[Dataset excerpt]
* * * * * * *

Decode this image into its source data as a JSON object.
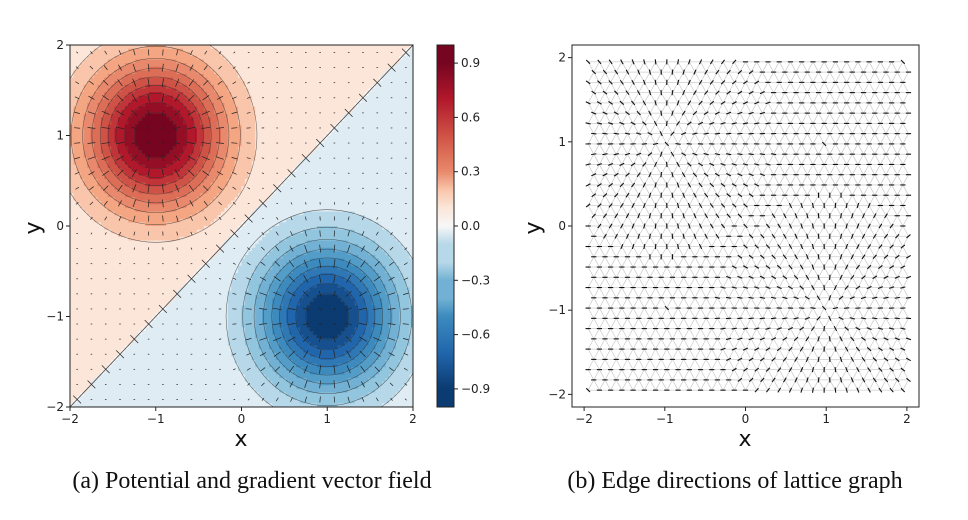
{
  "chart_data": [
    {
      "type": "heatmap",
      "caption": "(a) Potential and gradient vector field",
      "xlabel": "x",
      "ylabel": "y",
      "xlim": [
        -2,
        2
      ],
      "ylim": [
        -2,
        2
      ],
      "xticks": [
        "−2",
        "−1",
        "0",
        "1",
        "2"
      ],
      "yticks": [
        "−2",
        "−1",
        "0",
        "1",
        "2"
      ],
      "potential": {
        "peaks": [
          {
            "x": -1,
            "y": 1,
            "value": 1.0
          },
          {
            "x": 1,
            "y": -1,
            "value": -1.0
          }
        ],
        "zero_line": "y = x"
      },
      "colormap": "RdBu_r",
      "colorbar": {
        "range": [
          -1.0,
          1.0
        ],
        "ticks": [
          {
            "value": 0.9,
            "label": "0.9"
          },
          {
            "value": 0.6,
            "label": "0.6"
          },
          {
            "value": 0.3,
            "label": "0.3"
          },
          {
            "value": 0.0,
            "label": "0.0"
          },
          {
            "value": -0.3,
            "label": "−0.3"
          },
          {
            "value": -0.6,
            "label": "−0.6"
          },
          {
            "value": -0.9,
            "label": "−0.9"
          }
        ]
      },
      "quiver": true,
      "contours": true
    },
    {
      "type": "scatter",
      "caption": "(b) Edge directions of lattice graph",
      "xlabel": "x",
      "ylabel": "y",
      "xlim": [
        -2.15,
        2.15
      ],
      "ylim": [
        -2.15,
        2.15
      ],
      "xticks": [
        "−2",
        "−1",
        "0",
        "1",
        "2"
      ],
      "yticks": [
        "−2",
        "−1",
        "0",
        "1",
        "2"
      ],
      "lattice": "triangular",
      "lattice_range": [
        -1.95,
        1.95
      ],
      "arrows": true
    }
  ]
}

* * * * * * *

_WHAT IS EXPECTED_: Skipping the pictures, transcribe each line above exactly as it appears.

_ANSWER TO THE EXERCISE_:
Decode this image into its source data as a JSON object.
{
  "chart_data": [
    {
      "type": "heatmap",
      "caption": "(a) Potential and gradient vector field",
      "xlabel": "x",
      "ylabel": "y",
      "xlim": [
        -2,
        2
      ],
      "ylim": [
        -2,
        2
      ],
      "xticks": [
        "−2",
        "−1",
        "0",
        "1",
        "2"
      ],
      "yticks": [
        "−2",
        "−1",
        "0",
        "1",
        "2"
      ],
      "potential": {
        "peaks": [
          {
            "x": -1,
            "y": 1,
            "value": 1.0
          },
          {
            "x": 1,
            "y": -1,
            "value": -1.0
          }
        ],
        "zero_line": "y = x"
      },
      "colormap": "RdBu_r",
      "colorbar": {
        "range": [
          -1.0,
          1.0
        ],
        "ticks": [
          {
            "value": 0.9,
            "label": "0.9"
          },
          {
            "value": 0.6,
            "label": "0.6"
          },
          {
            "value": 0.3,
            "label": "0.3"
          },
          {
            "value": 0.0,
            "label": "0.0"
          },
          {
            "value": -0.3,
            "label": "−0.3"
          },
          {
            "value": -0.6,
            "label": "−0.6"
          },
          {
            "value": -0.9,
            "label": "−0.9"
          }
        ]
      },
      "quiver": true,
      "contours": true
    },
    {
      "type": "scatter",
      "caption": "(b) Edge directions of lattice graph",
      "xlabel": "x",
      "ylabel": "y",
      "xlim": [
        -2.15,
        2.15
      ],
      "ylim": [
        -2.15,
        2.15
      ],
      "xticks": [
        "−2",
        "−1",
        "0",
        "1",
        "2"
      ],
      "yticks": [
        "−2",
        "−1",
        "0",
        "1",
        "2"
      ],
      "lattice": "triangular",
      "lattice_range": [
        -1.95,
        1.95
      ],
      "arrows": true
    }
  ]
}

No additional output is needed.